* Problem to solve: Every record below, from first to last: print it exactly as shown.

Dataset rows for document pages
>>
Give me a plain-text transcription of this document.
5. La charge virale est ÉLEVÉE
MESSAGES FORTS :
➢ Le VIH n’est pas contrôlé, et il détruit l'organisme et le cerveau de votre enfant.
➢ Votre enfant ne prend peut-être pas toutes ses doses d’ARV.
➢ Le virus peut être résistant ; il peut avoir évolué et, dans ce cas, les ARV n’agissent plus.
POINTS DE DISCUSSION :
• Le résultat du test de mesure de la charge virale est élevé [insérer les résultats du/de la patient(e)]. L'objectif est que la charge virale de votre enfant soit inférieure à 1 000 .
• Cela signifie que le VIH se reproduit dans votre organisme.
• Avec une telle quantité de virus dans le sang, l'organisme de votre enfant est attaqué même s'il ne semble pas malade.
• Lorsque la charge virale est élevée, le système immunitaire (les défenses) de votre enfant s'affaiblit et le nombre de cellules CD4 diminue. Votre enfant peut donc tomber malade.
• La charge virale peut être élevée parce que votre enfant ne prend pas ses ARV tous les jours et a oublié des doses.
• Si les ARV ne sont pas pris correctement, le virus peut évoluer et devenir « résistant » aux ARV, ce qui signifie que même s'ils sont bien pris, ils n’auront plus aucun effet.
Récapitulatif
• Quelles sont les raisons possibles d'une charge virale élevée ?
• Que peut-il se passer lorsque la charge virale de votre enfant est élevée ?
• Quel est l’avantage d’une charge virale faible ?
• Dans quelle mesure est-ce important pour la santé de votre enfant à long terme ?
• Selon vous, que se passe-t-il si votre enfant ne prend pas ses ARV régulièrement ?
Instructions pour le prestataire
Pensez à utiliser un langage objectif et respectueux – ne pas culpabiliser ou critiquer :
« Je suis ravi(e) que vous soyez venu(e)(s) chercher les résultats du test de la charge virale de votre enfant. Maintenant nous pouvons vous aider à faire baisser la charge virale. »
<<
* Exercise result:
Give me a plain-text transcription of this document.
5. La charge virale est ÉLEVÉE
MESSAGES FORTS :
➢ Le VIH n’est pas contrôlé, et il détruit l'organisme et le cerveau de votre enfant.
➢ Votre enfant ne prend peut-être pas toutes ses doses d’ARV.
➢ Le virus peut être résistant ; il peut avoir évolué et, dans ce cas, les ARV n’agissent plus.
POINTS DE DISCUSSION :
• Le résultat du test de mesure de la charge virale est élevé [insérer les résultats du/de la patient(e)]. L'objectif est que la charge virale de votre enfant soit inférieure à 1 000 .
• Cela signifie que le VIH se reproduit dans votre organisme.
• Avec une telle quantité de virus dans le sang, l'organisme de votre enfant est attaqué même s'il ne semble pas malade.
• Lorsque la charge virale est élevée, le système immunitaire (les défenses) de votre enfant s'affaiblit et le nombre de cellules CD4 diminue. Votre enfant peut donc tomber malade.
• La charge virale peut être élevée parce que votre enfant ne prend pas ses ARV tous les jours et a oublié des doses.
• Si les ARV ne sont pas pris correctement, le virus peut évoluer et devenir « résistant » aux ARV, ce qui signifie que même s'ils sont bien pris, ils n’auront plus aucun effet.
Récapitulatif
• Quelles sont les raisons possibles d'une charge virale élevée ?
• Que peut-il se passer lorsque la charge virale de votre enfant est élevée ?
• Quel est l’avantage d’une charge virale faible ?
• Dans quelle mesure est-ce important pour la santé de votre enfant à long terme ?
• Selon vous, que se passe-t-il si votre enfant ne prend pas ses ARV régulièrement ?
Instructions pour le prestataire
Pensez à utiliser un langage objectif et respectueux – ne pas culpabiliser ou critiquer :
« Je suis ravi(e) que vous soyez venu(e)(s) chercher les résultats du test de la charge virale de votre enfant. Maintenant nous pouvons vous aider à faire baisser la charge virale. »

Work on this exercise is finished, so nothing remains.